Directive:
Transcribe every line exactly. Leave the pictures behind.

━━ Stored data ━━

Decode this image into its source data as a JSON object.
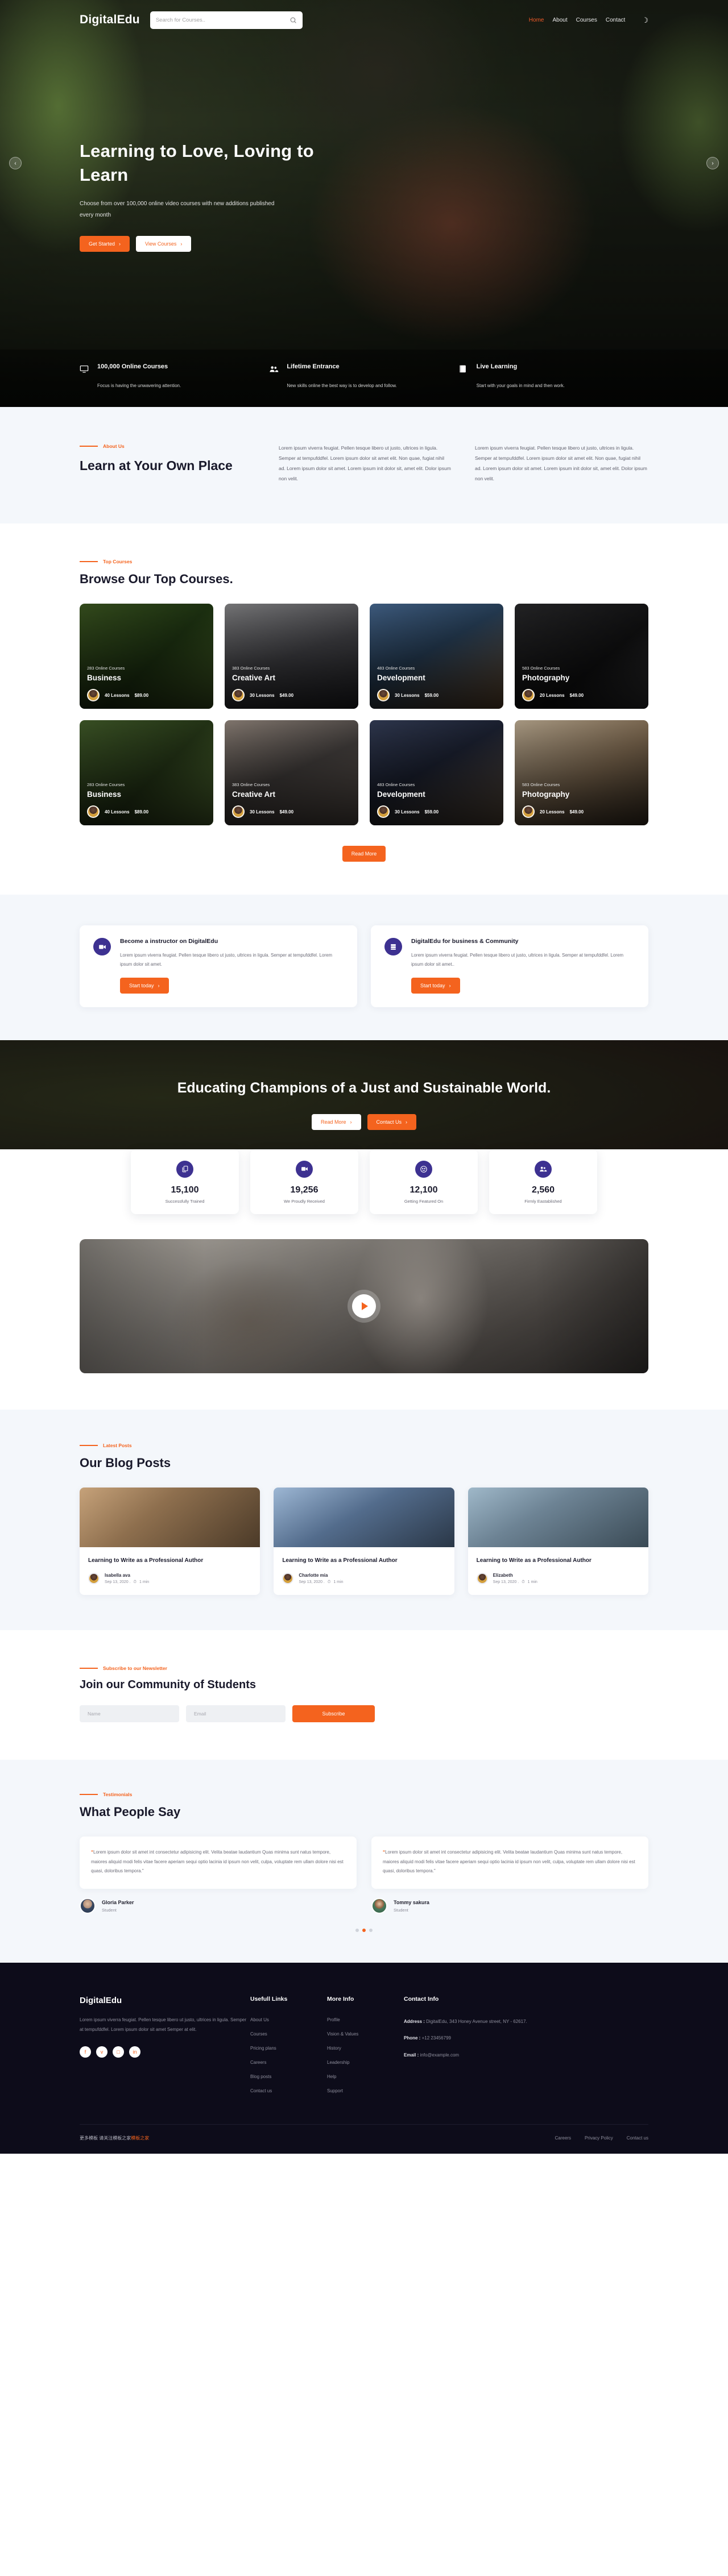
{
  "brand": {
    "name": "DigitalEdu"
  },
  "header": {
    "search": {
      "placeholder": "Search for Courses..",
      "value": "",
      "icon": "search-icon"
    },
    "nav": [
      {
        "label": "Home",
        "active": true
      },
      {
        "label": "About",
        "active": false
      },
      {
        "label": "Courses",
        "active": false
      },
      {
        "label": "Contact",
        "active": false
      }
    ],
    "theme_toggle_icon": "moon-icon"
  },
  "hero": {
    "title": "Learning to Love, Loving to Learn",
    "subtitle": "Choose from over 100,000 online video courses with new additions published every month",
    "primary_cta": "Get Started",
    "secondary_cta": "View Courses",
    "prev_label": "‹",
    "next_label": "›"
  },
  "features": [
    {
      "icon": "monitor-icon",
      "title": "100,000 Online Courses",
      "text": "Focus is having the unwavering attention."
    },
    {
      "icon": "users-icon",
      "title": "Lifetime Entrance",
      "text": "New skills online the best way is to develop and follow."
    },
    {
      "icon": "book-icon",
      "title": "Live Learning",
      "text": "Start with your goals in mind and then work."
    }
  ],
  "about": {
    "eyebrow": "About Us",
    "title": "Learn at Your Own Place",
    "paragraphs": [
      "Lorem ipsum viverra feugiat. Pellen tesque libero ut justo, ultrices in ligula. Semper at tempufddfel. Lorem ipsum dolor sit amet elit. Non quae, fugiat nihil ad. Lorem ipsum dolor sit amet. Lorem ipsum init dolor sit, amet elit. Dolor ipsum non velit.",
      "Lorem ipsum viverra feugiat. Pellen tesque libero ut justo, ultrices in ligula. Semper at tempufddfel. Lorem ipsum dolor sit amet elit. Non quae, fugiat nihil ad. Lorem ipsum dolor sit amet. Lorem ipsum init dolor sit, amet elit. Dolor ipsum non velit."
    ]
  },
  "top_courses": {
    "eyebrow": "Top Courses",
    "title": "Browse Our Top Courses.",
    "read_more": "Read More",
    "row1": [
      {
        "count": "283 Online Courses",
        "name": "Business",
        "lessons": "40 Lessons",
        "price": "$89.00",
        "img": "img-biz1"
      },
      {
        "count": "383 Online Courses",
        "name": "Creative Art",
        "lessons": "30 Lessons",
        "price": "$49.00",
        "img": "img-art1"
      },
      {
        "count": "483 Online Courses",
        "name": "Development",
        "lessons": "30 Lessons",
        "price": "$59.00",
        "img": "img-dev1"
      },
      {
        "count": "583 Online Courses",
        "name": "Photography",
        "lessons": "20 Lessons",
        "price": "$49.00",
        "img": "img-pho1"
      }
    ],
    "row2": [
      {
        "count": "283 Online Courses",
        "name": "Business",
        "lessons": "40 Lessons",
        "price": "$89.00",
        "img": "img-biz2"
      },
      {
        "count": "383 Online Courses",
        "name": "Creative Art",
        "lessons": "30 Lessons",
        "price": "$49.00",
        "img": "img-art2"
      },
      {
        "count": "483 Online Courses",
        "name": "Development",
        "lessons": "30 Lessons",
        "price": "$59.00",
        "img": "img-dev2"
      },
      {
        "count": "583 Online Courses",
        "name": "Photography",
        "lessons": "20 Lessons",
        "price": "$49.00",
        "img": "img-pho2"
      }
    ]
  },
  "promos": [
    {
      "icon": "video-camera-icon",
      "title": "Become a instructor on DigitalEdu",
      "text": "Lorem ipsum viverra feugiat. Pellen tesque libero ut justo, ultrices in ligula. Semper at tempufddfel. Lorem ipsum dolor sit amet.",
      "cta": "Start today"
    },
    {
      "icon": "server-icon",
      "title": "DigitalEdu for business & Community",
      "text": "Lorem ipsum viverra feugiat. Pellen tesque libero ut justo, ultrices in ligula. Semper at tempufddfel. Lorem ipsum dolor sit amet..",
      "cta": "Start today"
    }
  ],
  "banner": {
    "title": "Educating Champions of a Just and Sustainable World.",
    "primary_cta": "Read More",
    "secondary_cta": "Contact Us"
  },
  "stats": [
    {
      "icon": "copy-icon",
      "number": "15,100",
      "label": "Successfully Trained"
    },
    {
      "icon": "video-camera-icon",
      "number": "19,256",
      "label": "We Proudly Received"
    },
    {
      "icon": "smile-icon",
      "number": "12,100",
      "label": "Getting Featured On"
    },
    {
      "icon": "users-icon",
      "number": "2,560",
      "label": "Firmly Eastablished"
    }
  ],
  "video": {
    "play_label": "play-button"
  },
  "blog": {
    "eyebrow": "Latest Posts",
    "title": "Our Blog Posts",
    "posts": [
      {
        "title": "Learning to Write as a Professional Author",
        "author": "Isabella ava",
        "date": "Sep 13, 2020 .",
        "read": "1 min",
        "img": "bimg1"
      },
      {
        "title": "Learning to Write as a Professional Author",
        "author": "Charlotte mia",
        "date": "Sep 13, 2020 .",
        "read": "1 min",
        "img": "bimg2"
      },
      {
        "title": "Learning to Write as a Professional Author",
        "author": "Elizabeth",
        "date": "Sep 13, 2020 .",
        "read": "1 min",
        "img": "bimg3"
      }
    ]
  },
  "newsletter": {
    "eyebrow": "Subscribe to our Newsletter",
    "title": "Join our Community of Students",
    "name_placeholder": "Name",
    "email_placeholder": "Email",
    "name_value": "",
    "email_value": "",
    "button": "Subscribe"
  },
  "testimonials": {
    "eyebrow": "Testimonials",
    "title": "What People Say",
    "items": [
      {
        "quote": "Lorem ipsum dolor sit amet int consectetur adipisicing elit. Velita beatae laudantium Quas minima sunt natus tempore, maiores aliquid modi felis vitae facere aperiam sequi optio lacinia id ipsum non velit, culpa, voluptate rem ullam dolore nisi est quasi, doloribus tempora.\"",
        "name": "Gloria Parker",
        "role": "Student"
      },
      {
        "quote": "Lorem ipsum dolor sit amet int consectetur adipisicing elit. Velita beatae laudantium Quas minima sunt natus tempore, maiores aliquid modi felis vitae facere aperiam sequi optio lacinia id ipsum non velit, culpa, voluptate rem ullam dolore nisi est quasi, doloribus tempora.\"",
        "name": "Tommy sakura",
        "role": "Student"
      }
    ],
    "active_dot": 1
  },
  "footer": {
    "brand": "DigitalEdu",
    "about": "Lorem ipsum viverra feugiat. Pellen tesque libero ut justo, ultrices in ligula. Semper at tempufddfel. Lorem ipsum dolor sit amet Semper at elit.",
    "socials": [
      {
        "icon": "facebook-icon",
        "glyph": "f"
      },
      {
        "icon": "twitter-icon",
        "glyph": "ᴠ"
      },
      {
        "icon": "instagram-icon",
        "glyph": "□"
      },
      {
        "icon": "linkedin-icon",
        "glyph": "in"
      }
    ],
    "useful": {
      "title": "Usefull Links",
      "links": [
        "About Us",
        "Courses",
        "Pricing plans",
        "Careers",
        "Blog posts",
        "Contact us"
      ]
    },
    "more": {
      "title": "More Info",
      "links": [
        "Profile",
        "Vision & Values",
        "History",
        "Leadership",
        "Help",
        "Support"
      ]
    },
    "contact": {
      "title": "Contact Info",
      "address_label": "Address :",
      "address": "DigitalEdu, 343 Honey Avenue street, NY - 62617.",
      "phone_label": "Phone :",
      "phone": "+12 23456799",
      "email_label": "Email :",
      "email": "info@example.com"
    },
    "bottom": {
      "credit_prefix": "更多模板 请关注模板之家",
      "credit_highlight": "模板之家",
      "links": [
        "Careers",
        "Privacy Policy",
        "Contact us"
      ]
    }
  },
  "colors": {
    "accent": "#f4631e",
    "indigo": "#3d3191",
    "dark": "#0d0c1a",
    "light": "#f4f7fb"
  }
}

━━━

Answer for the task:
Decode this image into its source data as a JSON object.
{
  "brand": {
    "name": "DigitalEdu"
  },
  "header": {
    "search": {
      "placeholder": "Search for Courses..",
      "value": "",
      "icon": "search-icon"
    },
    "nav": [
      {
        "label": "Home",
        "active": true
      },
      {
        "label": "About",
        "active": false
      },
      {
        "label": "Courses",
        "active": false
      },
      {
        "label": "Contact",
        "active": false
      }
    ],
    "theme_toggle_icon": "moon-icon"
  },
  "hero": {
    "title": "Learning to Love, Loving to Learn",
    "subtitle": "Choose from over 100,000 online video courses with new additions published every month",
    "primary_cta": "Get Started",
    "secondary_cta": "View Courses",
    "prev_label": "‹",
    "next_label": "›"
  },
  "features": [
    {
      "icon": "monitor-icon",
      "title": "100,000 Online Courses",
      "text": "Focus is having the unwavering attention."
    },
    {
      "icon": "users-icon",
      "title": "Lifetime Entrance",
      "text": "New skills online the best way is to develop and follow."
    },
    {
      "icon": "book-icon",
      "title": "Live Learning",
      "text": "Start with your goals in mind and then work."
    }
  ],
  "about": {
    "eyebrow": "About Us",
    "title": "Learn at Your Own Place",
    "paragraphs": [
      "Lorem ipsum viverra feugiat. Pellen tesque libero ut justo, ultrices in ligula. Semper at tempufddfel. Lorem ipsum dolor sit amet elit. Non quae, fugiat nihil ad. Lorem ipsum dolor sit amet. Lorem ipsum init dolor sit, amet elit. Dolor ipsum non velit.",
      "Lorem ipsum viverra feugiat. Pellen tesque libero ut justo, ultrices in ligula. Semper at tempufddfel. Lorem ipsum dolor sit amet elit. Non quae, fugiat nihil ad. Lorem ipsum dolor sit amet. Lorem ipsum init dolor sit, amet elit. Dolor ipsum non velit."
    ]
  },
  "top_courses": {
    "eyebrow": "Top Courses",
    "title": "Browse Our Top Courses.",
    "read_more": "Read More",
    "row1": [
      {
        "count": "283 Online Courses",
        "name": "Business",
        "lessons": "40 Lessons",
        "price": "$89.00",
        "img": "img-biz1"
      },
      {
        "count": "383 Online Courses",
        "name": "Creative Art",
        "lessons": "30 Lessons",
        "price": "$49.00",
        "img": "img-art1"
      },
      {
        "count": "483 Online Courses",
        "name": "Development",
        "lessons": "30 Lessons",
        "price": "$59.00",
        "img": "img-dev1"
      },
      {
        "count": "583 Online Courses",
        "name": "Photography",
        "lessons": "20 Lessons",
        "price": "$49.00",
        "img": "img-pho1"
      }
    ],
    "row2": [
      {
        "count": "283 Online Courses",
        "name": "Business",
        "lessons": "40 Lessons",
        "price": "$89.00",
        "img": "img-biz2"
      },
      {
        "count": "383 Online Courses",
        "name": "Creative Art",
        "lessons": "30 Lessons",
        "price": "$49.00",
        "img": "img-art2"
      },
      {
        "count": "483 Online Courses",
        "name": "Development",
        "lessons": "30 Lessons",
        "price": "$59.00",
        "img": "img-dev2"
      },
      {
        "count": "583 Online Courses",
        "name": "Photography",
        "lessons": "20 Lessons",
        "price": "$49.00",
        "img": "img-pho2"
      }
    ]
  },
  "promos": [
    {
      "icon": "video-camera-icon",
      "title": "Become a instructor on DigitalEdu",
      "text": "Lorem ipsum viverra feugiat. Pellen tesque libero ut justo, ultrices in ligula. Semper at tempufddfel. Lorem ipsum dolor sit amet.",
      "cta": "Start today"
    },
    {
      "icon": "server-icon",
      "title": "DigitalEdu for business & Community",
      "text": "Lorem ipsum viverra feugiat. Pellen tesque libero ut justo, ultrices in ligula. Semper at tempufddfel. Lorem ipsum dolor sit amet..",
      "cta": "Start today"
    }
  ],
  "banner": {
    "title": "Educating Champions of a Just and Sustainable World.",
    "primary_cta": "Read More",
    "secondary_cta": "Contact Us"
  },
  "stats": [
    {
      "icon": "copy-icon",
      "number": "15,100",
      "label": "Successfully Trained"
    },
    {
      "icon": "video-camera-icon",
      "number": "19,256",
      "label": "We Proudly Received"
    },
    {
      "icon": "smile-icon",
      "number": "12,100",
      "label": "Getting Featured On"
    },
    {
      "icon": "users-icon",
      "number": "2,560",
      "label": "Firmly Eastablished"
    }
  ],
  "video": {
    "play_label": "play-button"
  },
  "blog": {
    "eyebrow": "Latest Posts",
    "title": "Our Blog Posts",
    "posts": [
      {
        "title": "Learning to Write as a Professional Author",
        "author": "Isabella ava",
        "date": "Sep 13, 2020 .",
        "read": "1 min",
        "img": "bimg1"
      },
      {
        "title": "Learning to Write as a Professional Author",
        "author": "Charlotte mia",
        "date": "Sep 13, 2020 .",
        "read": "1 min",
        "img": "bimg2"
      },
      {
        "title": "Learning to Write as a Professional Author",
        "author": "Elizabeth",
        "date": "Sep 13, 2020 .",
        "read": "1 min",
        "img": "bimg3"
      }
    ]
  },
  "newsletter": {
    "eyebrow": "Subscribe to our Newsletter",
    "title": "Join our Community of Students",
    "name_placeholder": "Name",
    "email_placeholder": "Email",
    "name_value": "",
    "email_value": "",
    "button": "Subscribe"
  },
  "testimonials": {
    "eyebrow": "Testimonials",
    "title": "What People Say",
    "items": [
      {
        "quote": "Lorem ipsum dolor sit amet int consectetur adipisicing elit. Velita beatae laudantium Quas minima sunt natus tempore, maiores aliquid modi felis vitae facere aperiam sequi optio lacinia id ipsum non velit, culpa, voluptate rem ullam dolore nisi est quasi, doloribus tempora.\"",
        "name": "Gloria Parker",
        "role": "Student"
      },
      {
        "quote": "Lorem ipsum dolor sit amet int consectetur adipisicing elit. Velita beatae laudantium Quas minima sunt natus tempore, maiores aliquid modi felis vitae facere aperiam sequi optio lacinia id ipsum non velit, culpa, voluptate rem ullam dolore nisi est quasi, doloribus tempora.\"",
        "name": "Tommy sakura",
        "role": "Student"
      }
    ],
    "active_dot": 1
  },
  "footer": {
    "brand": "DigitalEdu",
    "about": "Lorem ipsum viverra feugiat. Pellen tesque libero ut justo, ultrices in ligula. Semper at tempufddfel. Lorem ipsum dolor sit amet Semper at elit.",
    "socials": [
      {
        "icon": "facebook-icon",
        "glyph": "f"
      },
      {
        "icon": "twitter-icon",
        "glyph": "ᴠ"
      },
      {
        "icon": "instagram-icon",
        "glyph": "□"
      },
      {
        "icon": "linkedin-icon",
        "glyph": "in"
      }
    ],
    "useful": {
      "title": "Usefull Links",
      "links": [
        "About Us",
        "Courses",
        "Pricing plans",
        "Careers",
        "Blog posts",
        "Contact us"
      ]
    },
    "more": {
      "title": "More Info",
      "links": [
        "Profile",
        "Vision & Values",
        "History",
        "Leadership",
        "Help",
        "Support"
      ]
    },
    "contact": {
      "title": "Contact Info",
      "address_label": "Address :",
      "address": "DigitalEdu, 343 Honey Avenue street, NY - 62617.",
      "phone_label": "Phone :",
      "phone": "+12 23456799",
      "email_label": "Email :",
      "email": "info@example.com"
    },
    "bottom": {
      "credit_prefix": "更多模板 请关注模板之家",
      "credit_highlight": "模板之家",
      "links": [
        "Careers",
        "Privacy Policy",
        "Contact us"
      ]
    }
  },
  "colors": {
    "accent": "#f4631e",
    "indigo": "#3d3191",
    "dark": "#0d0c1a",
    "light": "#f4f7fb"
  }
}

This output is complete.